## ЗАДАНИЕ
Преобразуйте в таблицу Markdown записи с самого начала по строку, содержащую «will-line: I order and», включая обе границы. Таблица должна иметь столбцы «№» с номером строки и «Текст» с самой строкой, а пустые строки в неё не включаются.

[Списки областей и меток]
• • • • •

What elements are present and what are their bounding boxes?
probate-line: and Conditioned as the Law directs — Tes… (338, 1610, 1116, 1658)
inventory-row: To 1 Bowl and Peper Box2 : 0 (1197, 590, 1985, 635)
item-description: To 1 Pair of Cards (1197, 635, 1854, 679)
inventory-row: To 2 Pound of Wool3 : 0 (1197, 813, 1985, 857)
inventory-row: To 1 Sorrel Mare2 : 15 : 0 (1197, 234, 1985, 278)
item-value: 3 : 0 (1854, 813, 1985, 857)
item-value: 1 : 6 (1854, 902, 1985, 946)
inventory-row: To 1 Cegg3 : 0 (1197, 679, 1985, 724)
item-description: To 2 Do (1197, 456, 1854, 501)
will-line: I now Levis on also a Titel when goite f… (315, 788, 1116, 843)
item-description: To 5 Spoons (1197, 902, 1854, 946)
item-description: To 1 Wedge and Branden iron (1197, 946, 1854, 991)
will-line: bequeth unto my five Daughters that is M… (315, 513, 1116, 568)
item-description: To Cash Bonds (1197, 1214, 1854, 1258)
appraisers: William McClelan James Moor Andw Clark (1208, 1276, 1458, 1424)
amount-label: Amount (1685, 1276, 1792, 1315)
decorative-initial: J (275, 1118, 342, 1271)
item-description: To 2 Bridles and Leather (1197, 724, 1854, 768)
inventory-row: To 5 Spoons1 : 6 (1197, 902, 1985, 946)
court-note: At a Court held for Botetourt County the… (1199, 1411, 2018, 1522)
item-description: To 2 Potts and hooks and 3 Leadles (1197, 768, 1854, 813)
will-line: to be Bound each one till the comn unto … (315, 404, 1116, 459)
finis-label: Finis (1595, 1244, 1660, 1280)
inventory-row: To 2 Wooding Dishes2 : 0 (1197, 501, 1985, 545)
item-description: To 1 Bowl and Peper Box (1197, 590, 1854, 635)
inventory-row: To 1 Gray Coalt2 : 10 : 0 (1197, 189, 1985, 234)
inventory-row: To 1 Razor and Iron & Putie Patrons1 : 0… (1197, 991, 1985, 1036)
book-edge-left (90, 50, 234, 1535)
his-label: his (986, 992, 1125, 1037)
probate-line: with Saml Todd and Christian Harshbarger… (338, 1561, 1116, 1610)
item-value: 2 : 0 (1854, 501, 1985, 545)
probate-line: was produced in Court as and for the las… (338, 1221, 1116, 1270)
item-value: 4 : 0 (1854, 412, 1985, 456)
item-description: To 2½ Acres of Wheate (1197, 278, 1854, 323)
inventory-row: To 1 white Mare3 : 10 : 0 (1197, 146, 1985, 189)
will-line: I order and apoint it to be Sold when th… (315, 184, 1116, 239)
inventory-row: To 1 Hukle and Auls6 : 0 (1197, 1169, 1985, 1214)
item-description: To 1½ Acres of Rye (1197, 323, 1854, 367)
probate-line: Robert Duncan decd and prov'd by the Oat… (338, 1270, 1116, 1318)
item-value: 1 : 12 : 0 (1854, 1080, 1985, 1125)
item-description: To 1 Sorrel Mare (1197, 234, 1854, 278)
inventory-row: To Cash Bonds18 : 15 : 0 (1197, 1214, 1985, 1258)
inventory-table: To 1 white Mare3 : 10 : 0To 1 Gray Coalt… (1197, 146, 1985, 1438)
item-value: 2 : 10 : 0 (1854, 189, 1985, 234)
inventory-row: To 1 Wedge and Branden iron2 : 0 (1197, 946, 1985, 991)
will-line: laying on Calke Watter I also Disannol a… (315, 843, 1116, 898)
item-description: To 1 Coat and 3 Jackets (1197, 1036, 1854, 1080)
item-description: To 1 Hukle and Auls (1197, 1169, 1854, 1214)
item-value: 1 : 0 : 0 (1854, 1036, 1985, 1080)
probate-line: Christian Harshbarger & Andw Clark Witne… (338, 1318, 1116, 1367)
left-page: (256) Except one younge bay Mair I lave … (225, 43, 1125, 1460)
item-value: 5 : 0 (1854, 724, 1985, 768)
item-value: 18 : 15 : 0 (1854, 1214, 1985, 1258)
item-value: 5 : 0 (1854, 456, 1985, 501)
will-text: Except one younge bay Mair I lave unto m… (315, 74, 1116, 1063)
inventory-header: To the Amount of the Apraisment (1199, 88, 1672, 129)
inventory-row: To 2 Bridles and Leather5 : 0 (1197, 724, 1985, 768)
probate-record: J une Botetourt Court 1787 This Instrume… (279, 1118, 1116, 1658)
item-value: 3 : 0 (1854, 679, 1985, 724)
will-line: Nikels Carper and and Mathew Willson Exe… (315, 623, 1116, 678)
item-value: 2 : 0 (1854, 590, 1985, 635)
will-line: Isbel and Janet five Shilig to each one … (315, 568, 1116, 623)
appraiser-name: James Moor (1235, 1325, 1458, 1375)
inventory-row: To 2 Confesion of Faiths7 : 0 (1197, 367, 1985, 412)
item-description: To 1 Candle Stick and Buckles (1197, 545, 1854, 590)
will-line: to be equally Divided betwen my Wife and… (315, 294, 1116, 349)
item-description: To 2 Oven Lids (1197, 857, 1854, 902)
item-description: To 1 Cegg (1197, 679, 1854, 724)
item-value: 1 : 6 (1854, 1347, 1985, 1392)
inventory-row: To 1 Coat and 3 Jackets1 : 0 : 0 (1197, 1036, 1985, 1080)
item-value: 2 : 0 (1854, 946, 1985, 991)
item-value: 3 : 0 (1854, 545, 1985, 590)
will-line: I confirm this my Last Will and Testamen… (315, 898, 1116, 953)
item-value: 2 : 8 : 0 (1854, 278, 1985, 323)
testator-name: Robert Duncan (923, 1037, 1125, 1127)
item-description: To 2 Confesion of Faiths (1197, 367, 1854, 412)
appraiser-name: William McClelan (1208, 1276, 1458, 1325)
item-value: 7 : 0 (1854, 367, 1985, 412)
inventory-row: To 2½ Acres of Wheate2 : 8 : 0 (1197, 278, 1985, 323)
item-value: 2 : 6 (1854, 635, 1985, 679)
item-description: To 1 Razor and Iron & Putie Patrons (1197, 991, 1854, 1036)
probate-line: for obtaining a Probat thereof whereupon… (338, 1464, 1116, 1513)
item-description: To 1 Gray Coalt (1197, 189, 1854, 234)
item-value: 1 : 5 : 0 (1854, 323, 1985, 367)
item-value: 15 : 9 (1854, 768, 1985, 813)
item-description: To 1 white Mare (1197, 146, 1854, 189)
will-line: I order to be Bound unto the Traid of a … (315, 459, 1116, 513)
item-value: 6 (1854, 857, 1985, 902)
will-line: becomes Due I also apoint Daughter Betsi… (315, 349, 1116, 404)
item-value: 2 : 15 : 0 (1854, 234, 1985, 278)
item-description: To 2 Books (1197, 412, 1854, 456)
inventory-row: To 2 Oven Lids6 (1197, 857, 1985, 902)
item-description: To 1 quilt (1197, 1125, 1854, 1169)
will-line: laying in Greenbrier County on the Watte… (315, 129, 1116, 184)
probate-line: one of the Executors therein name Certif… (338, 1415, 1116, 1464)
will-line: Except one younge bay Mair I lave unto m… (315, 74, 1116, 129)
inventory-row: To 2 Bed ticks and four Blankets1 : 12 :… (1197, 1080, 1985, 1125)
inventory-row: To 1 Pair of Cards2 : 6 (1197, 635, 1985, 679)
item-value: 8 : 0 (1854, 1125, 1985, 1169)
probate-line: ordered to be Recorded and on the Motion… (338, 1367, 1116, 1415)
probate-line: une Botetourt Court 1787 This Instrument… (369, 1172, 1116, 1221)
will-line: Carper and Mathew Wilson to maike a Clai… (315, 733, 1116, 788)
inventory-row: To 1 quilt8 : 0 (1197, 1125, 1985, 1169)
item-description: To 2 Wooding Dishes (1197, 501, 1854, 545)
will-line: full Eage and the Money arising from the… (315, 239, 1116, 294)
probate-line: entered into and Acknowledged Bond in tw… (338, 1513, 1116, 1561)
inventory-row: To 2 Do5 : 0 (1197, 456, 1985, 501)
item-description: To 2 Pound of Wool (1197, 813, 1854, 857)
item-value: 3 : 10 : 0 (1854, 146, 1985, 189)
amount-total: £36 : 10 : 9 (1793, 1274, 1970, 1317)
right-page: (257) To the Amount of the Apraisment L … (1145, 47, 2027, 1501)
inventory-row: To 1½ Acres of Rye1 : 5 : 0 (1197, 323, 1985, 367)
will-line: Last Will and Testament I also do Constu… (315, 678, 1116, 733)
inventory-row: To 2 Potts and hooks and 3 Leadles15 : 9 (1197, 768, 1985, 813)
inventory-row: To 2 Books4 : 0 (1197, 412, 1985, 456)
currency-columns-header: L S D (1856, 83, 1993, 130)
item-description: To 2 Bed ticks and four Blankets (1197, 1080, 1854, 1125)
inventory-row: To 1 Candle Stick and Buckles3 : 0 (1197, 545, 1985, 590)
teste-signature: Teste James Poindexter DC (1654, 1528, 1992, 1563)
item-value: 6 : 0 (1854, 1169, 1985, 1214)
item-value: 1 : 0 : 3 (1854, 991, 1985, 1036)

• • • • •

## РЕШЕНИЕ
| № | Текст |
|---|---|
| 1 | What elements are present and what are their bounding boxes? |
| 2 | probate-line: and Conditioned as the Law directs — Tes… (338, 1610, 1116, 1658) |
| 3 | inventory-row: To 1 Bowl and Peper Box2 : 0 (1197, 590, 1985, 635) |
| 4 | item-description: To 1 Pair of Cards (1197, 635, 1854, 679) |
| 5 | inventory-row: To 2 Pound of Wool3 : 0 (1197, 813, 1985, 857) |
| 6 | inventory-row: To 1 Sorrel Mare2 : 15 : 0 (1197, 234, 1985, 278) |
| 7 | item-value: 3 : 0 (1854, 813, 1985, 857) |
| 8 | item-value: 1 : 6 (1854, 902, 1985, 946) |
| 9 | inventory-row: To 1 Cegg3 : 0 (1197, 679, 1985, 724) |
| 10 | item-description: To 2 Do (1197, 456, 1854, 501) |
| 11 | will-line: I now Levis on also a Titel when goite f… (315, 788, 1116, 843) |
| 12 | item-description: To 5 Spoons (1197, 902, 1854, 946) |
| 13 | item-description: To 1 Wedge and Branden iron (1197, 946, 1854, 991) |
| 14 | will-line: bequeth unto my five Daughters that is M… (315, 513, 1116, 568) |
| 15 | item-description: To Cash Bonds (1197, 1214, 1854, 1258) |
| 16 | appraisers: William McClelan James Moor Andw Clark (1208, 1276, 1458, 1424) |
| 17 | amount-label: Amount (1685, 1276, 1792, 1315) |
| 18 | decorative-initial: J (275, 1118, 342, 1271) |
| 19 | item-description: To 2 Bridles and Leather (1197, 724, 1854, 768) |
| 20 | inventory-row: To 5 Spoons1 : 6 (1197, 902, 1985, 946) |
| 21 | court-note: At a Court held for Botetourt County the… (1199, 1411, 2018, 1522) |
| 22 | item-description: To 2 Potts and hooks and 3 Leadles (1197, 768, 1854, 813) |
| 23 | will-line: to be Bound each one till the comn unto … (315, 404, 1116, 459) |
| 24 | finis-label: Finis (1595, 1244, 1660, 1280) |
| 25 | inventory-row: To 2 Wooding Dishes2 : 0 (1197, 501, 1985, 545) |
| 26 | item-description: To 1 Bowl and Peper Box (1197, 590, 1854, 635) |
| 27 | inventory-row: To 1 Gray Coalt2 : 10 : 0 (1197, 189, 1985, 234) |
| 28 | inventory-row: To 1 Razor and Iron & Putie Patrons1 : 0… (1197, 991, 1985, 1036) |
| 29 | book-edge-left (90, 50, 234, 1535) |
| 30 | his-label: his (986, 992, 1125, 1037) |
| 31 | probate-line: with Saml Todd and Christian Harshbarger… (338, 1561, 1116, 1610) |
| 32 | item-value: 2 : 0 (1854, 501, 1985, 545) |
| 33 | probate-line: was produced in Court as and for the las… (338, 1221, 1116, 1270) |
| 34 | item-value: 4 : 0 (1854, 412, 1985, 456) |
| 35 | item-description: To 2½ Acres of Wheate (1197, 278, 1854, 323) |
| 36 | inventory-row: To 1 white Mare3 : 10 : 0 (1197, 146, 1985, 189) |
| 37 | will-line: I order and apoint it to be Sold when th… (315, 184, 1116, 239) |